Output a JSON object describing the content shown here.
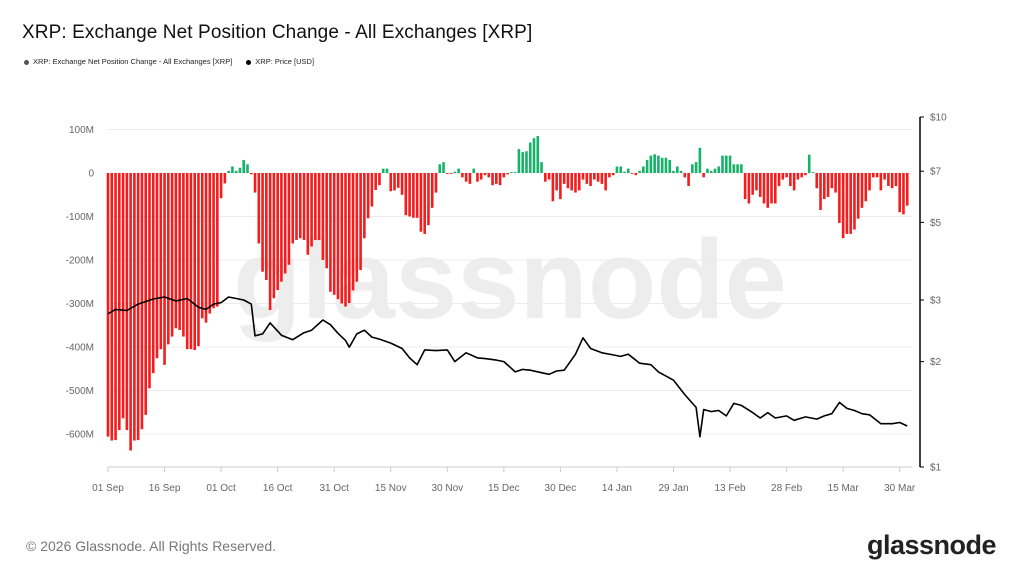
{
  "title": "XRP: Exchange Net Position Change - All Exchanges [XRP]",
  "legend": [
    {
      "label": "XRP: Exchange Net Position Change - All Exchanges [XRP]",
      "color": "#555555"
    },
    {
      "label": "XRP: Price [USD]",
      "color": "#000000"
    }
  ],
  "footer": "© 2026 Glassnode. All Rights Reserved.",
  "logo": "glassnode",
  "watermark": "glassnode",
  "chart_data": {
    "type": "bar+line",
    "title": "XRP: Exchange Net Position Change - All Exchanges [XRP]",
    "x_tick_labels": [
      "01 Sep",
      "16 Sep",
      "01 Oct",
      "16 Oct",
      "31 Oct",
      "15 Nov",
      "30 Nov",
      "15 Dec",
      "30 Dec",
      "14 Jan",
      "29 Jan",
      "13 Feb",
      "28 Feb",
      "15 Mar",
      "30 Mar"
    ],
    "left_axis": {
      "ticks": [
        100,
        0,
        -100,
        -200,
        -300,
        -400,
        -500,
        -600
      ],
      "tick_labels": [
        "100M",
        "0",
        "-100M",
        "-200M",
        "-300M",
        "-400M",
        "-500M",
        "-600M"
      ],
      "ylim": [
        -680,
        130
      ],
      "unit": "M XRP"
    },
    "right_axis": {
      "scale": "log",
      "ticks": [
        10,
        7,
        5,
        3,
        2,
        1
      ],
      "tick_labels": [
        "$10",
        "$7",
        "$5",
        "$3",
        "$2",
        "$1"
      ],
      "ylim": [
        1,
        10
      ]
    },
    "grid": true,
    "legend_position": "top-left",
    "colors": {
      "positive": "#16b26a",
      "negative": "#f41c1c",
      "price": "#000000"
    },
    "bars": {
      "name": "XRP: Exchange Net Position Change - All Exchanges [XRP]",
      "x_start": "01 Sep",
      "interval": "daily",
      "values": [
        -606,
        -615,
        -614,
        -591,
        -564,
        -591,
        -638,
        -615,
        -614,
        -589,
        -556,
        -495,
        -460,
        -426,
        -405,
        -441,
        -394,
        -376,
        -357,
        -361,
        -376,
        -405,
        -405,
        -407,
        -398,
        -334,
        -344,
        -323,
        -311,
        -307,
        -58,
        -24,
        5,
        15,
        5,
        12,
        30,
        20,
        -3,
        -45,
        -162,
        -227,
        -246,
        -315,
        -288,
        -269,
        -250,
        -231,
        -211,
        -162,
        -154,
        -150,
        -154,
        -188,
        -169,
        -154,
        -154,
        -200,
        -219,
        -273,
        -280,
        -290,
        -300,
        -307,
        -299,
        -270,
        -250,
        -223,
        -150,
        -104,
        -77,
        -39,
        -28,
        10,
        10,
        -42,
        -40,
        -34,
        -50,
        -97,
        -100,
        -103,
        -103,
        -135,
        -140,
        -120,
        -80,
        -45,
        20,
        25,
        -2,
        -2,
        3,
        10,
        -10,
        -20,
        -25,
        10,
        -20,
        -15,
        -5,
        -10,
        -28,
        -25,
        -28,
        -10,
        -3,
        2,
        2,
        55,
        48,
        50,
        70,
        80,
        85,
        25,
        -20,
        -15,
        -65,
        -40,
        -60,
        -25,
        -35,
        -40,
        -45,
        -40,
        -15,
        -25,
        -30,
        -15,
        -20,
        -25,
        -40,
        -10,
        -5,
        15,
        15,
        3,
        10,
        -2,
        -5,
        5,
        15,
        30,
        40,
        43,
        40,
        35,
        35,
        30,
        5,
        15,
        5,
        -10,
        -30,
        20,
        25,
        58,
        -10,
        10,
        5,
        10,
        15,
        40,
        40,
        40,
        20,
        20,
        20,
        -60,
        -70,
        -50,
        -40,
        -55,
        -70,
        -80,
        -70,
        -70,
        -30,
        -15,
        -10,
        -30,
        -40,
        -15,
        -10,
        -5,
        42,
        2,
        -35,
        -85,
        -60,
        -55,
        -35,
        -45,
        -115,
        -150,
        -140,
        -140,
        -130,
        -105,
        -80,
        -65,
        -40,
        -10,
        -10,
        -40,
        -15,
        -30,
        -35,
        -30,
        -90,
        -95,
        -75
      ]
    },
    "price": {
      "name": "XRP: Price [USD]",
      "points": [
        [
          "Sep 01",
          2.74
        ],
        [
          "Sep 03",
          2.82
        ],
        [
          "Sep 06",
          2.8
        ],
        [
          "Sep 09",
          2.92
        ],
        [
          "Sep 13",
          3.02
        ],
        [
          "Sep 16",
          3.06
        ],
        [
          "Sep 19",
          2.98
        ],
        [
          "Sep 22",
          3.03
        ],
        [
          "Sep 25",
          2.86
        ],
        [
          "Sep 27",
          2.82
        ],
        [
          "Sep 29",
          2.92
        ],
        [
          "Oct 01",
          2.95
        ],
        [
          "Oct 03",
          3.06
        ],
        [
          "Oct 07",
          3.0
        ],
        [
          "Oct 09",
          2.92
        ],
        [
          "Oct 10",
          2.37
        ],
        [
          "Oct 12",
          2.4
        ],
        [
          "Oct 14",
          2.58
        ],
        [
          "Oct 17",
          2.38
        ],
        [
          "Oct 20",
          2.31
        ],
        [
          "Oct 23",
          2.42
        ],
        [
          "Oct 25",
          2.46
        ],
        [
          "Oct 28",
          2.63
        ],
        [
          "Oct 30",
          2.55
        ],
        [
          "Nov 01",
          2.41
        ],
        [
          "Nov 03",
          2.3
        ],
        [
          "Nov 04",
          2.2
        ],
        [
          "Nov 06",
          2.4
        ],
        [
          "Nov 08",
          2.46
        ],
        [
          "Nov 10",
          2.35
        ],
        [
          "Nov 12",
          2.32
        ],
        [
          "Nov 15",
          2.26
        ],
        [
          "Nov 18",
          2.18
        ],
        [
          "Nov 20",
          2.05
        ],
        [
          "Nov 22",
          1.96
        ],
        [
          "Nov 24",
          2.16
        ],
        [
          "Nov 27",
          2.15
        ],
        [
          "Nov 30",
          2.16
        ],
        [
          "Dec 02",
          2.0
        ],
        [
          "Dec 05",
          2.12
        ],
        [
          "Dec 08",
          2.05
        ],
        [
          "Dec 10",
          2.04
        ],
        [
          "Dec 13",
          2.02
        ],
        [
          "Dec 15",
          2.0
        ],
        [
          "Dec 18",
          1.87
        ],
        [
          "Dec 20",
          1.9
        ],
        [
          "Dec 22",
          1.89
        ],
        [
          "Dec 25",
          1.86
        ],
        [
          "Dec 27",
          1.84
        ],
        [
          "Dec 29",
          1.88
        ],
        [
          "Dec 31",
          1.89
        ],
        [
          "Jan 03",
          2.1
        ],
        [
          "Jan 05",
          2.34
        ],
        [
          "Jan 07",
          2.18
        ],
        [
          "Jan 10",
          2.12
        ],
        [
          "Jan 13",
          2.09
        ],
        [
          "Jan 15",
          2.07
        ],
        [
          "Jan 17",
          2.1
        ],
        [
          "Jan 20",
          1.98
        ],
        [
          "Jan 23",
          1.96
        ],
        [
          "Jan 25",
          1.87
        ],
        [
          "Jan 29",
          1.77
        ],
        [
          "Feb 01",
          1.61
        ],
        [
          "Feb 04",
          1.48
        ],
        [
          "Feb 05",
          1.22
        ],
        [
          "Feb 06",
          1.46
        ],
        [
          "Feb 08",
          1.44
        ],
        [
          "Feb 10",
          1.45
        ],
        [
          "Feb 12",
          1.4
        ],
        [
          "Feb 14",
          1.52
        ],
        [
          "Feb 16",
          1.5
        ],
        [
          "Feb 19",
          1.43
        ],
        [
          "Feb 21",
          1.38
        ],
        [
          "Feb 23",
          1.43
        ],
        [
          "Feb 25",
          1.38
        ],
        [
          "Feb 28",
          1.4
        ],
        [
          "Mar 02",
          1.36
        ],
        [
          "Mar 05",
          1.39
        ],
        [
          "Mar 08",
          1.37
        ],
        [
          "Mar 10",
          1.4
        ],
        [
          "Mar 12",
          1.42
        ],
        [
          "Mar 14",
          1.53
        ],
        [
          "Mar 16",
          1.47
        ],
        [
          "Mar 18",
          1.45
        ],
        [
          "Mar 20",
          1.42
        ],
        [
          "Mar 22",
          1.41
        ],
        [
          "Mar 25",
          1.33
        ],
        [
          "Mar 28",
          1.33
        ],
        [
          "Mar 30",
          1.34
        ],
        [
          "Apr 01",
          1.31
        ]
      ]
    }
  }
}
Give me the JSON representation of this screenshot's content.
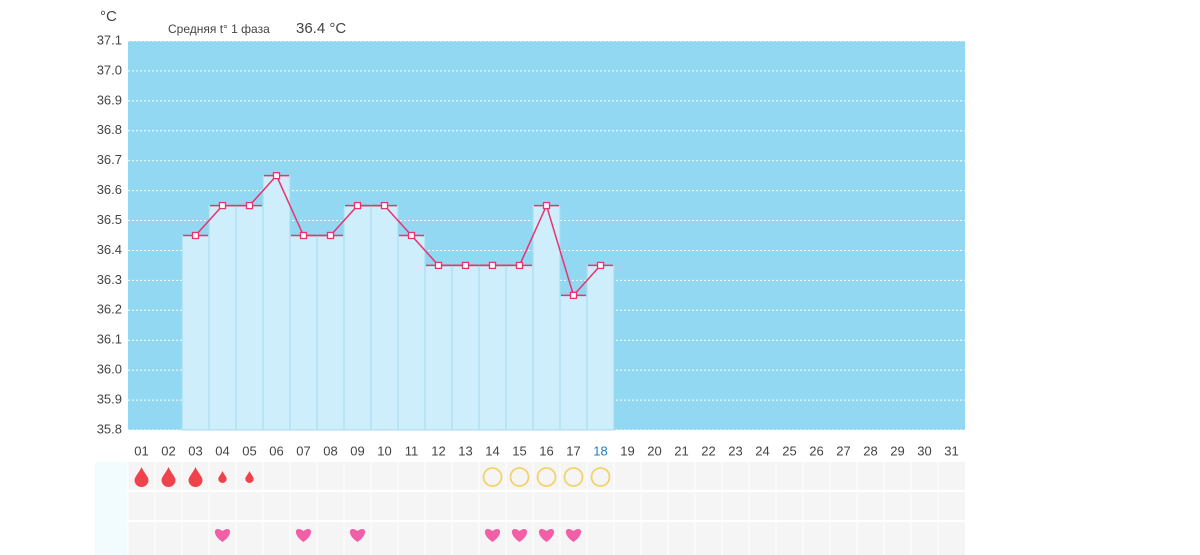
{
  "chart_data": {
    "type": "line",
    "unit_label": "°C",
    "subtitle": "Средняя t° 1 фаза",
    "average_label": "36.4 °C",
    "categories": [
      "01",
      "02",
      "03",
      "04",
      "05",
      "06",
      "07",
      "08",
      "09",
      "10",
      "11",
      "12",
      "13",
      "14",
      "15",
      "16",
      "17",
      "18",
      "19",
      "20",
      "21",
      "22",
      "23",
      "24",
      "25",
      "26",
      "27",
      "28",
      "29",
      "30",
      "31"
    ],
    "values": [
      null,
      null,
      36.45,
      36.55,
      36.55,
      36.65,
      36.45,
      36.45,
      36.55,
      36.55,
      36.45,
      36.35,
      36.35,
      36.35,
      36.35,
      36.55,
      36.25,
      36.35,
      null,
      null,
      null,
      null,
      null,
      null,
      null,
      null,
      null,
      null,
      null,
      null,
      null
    ],
    "color": "#e8336d",
    "bar_color": "#cdeefa",
    "background": "#93d8f2",
    "ylim": [
      35.8,
      37.1
    ],
    "yticks": [
      35.8,
      35.9,
      {
        "value": 36,
        "label": "36.0"
      },
      36.1,
      36.2,
      36.3,
      36.4,
      36.5,
      36.6,
      36.7,
      36.8,
      36.9,
      {
        "value": 37,
        "label": "37.0"
      },
      37.1
    ],
    "grid": true,
    "today_index": 17,
    "today_color": "#1a7fc0",
    "icon_rows": [
      {
        "icon": "drop",
        "color": "#f0424a",
        "days": [
          0,
          1,
          2,
          3,
          4
        ],
        "sizes": [
          1,
          1,
          1,
          0.6,
          0.6
        ]
      },
      {
        "icon": "ring",
        "color": "#f2d36b",
        "days": [
          13,
          14,
          15,
          16,
          17
        ]
      },
      {
        "icon": "heart",
        "color": "#f25fa6",
        "days": [
          3,
          6,
          8,
          13,
          14,
          15,
          16
        ]
      }
    ]
  }
}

## GIVEN EXERCISE
State, as a number only, how many lines in the entries include "content".

## THE RESPONSE
2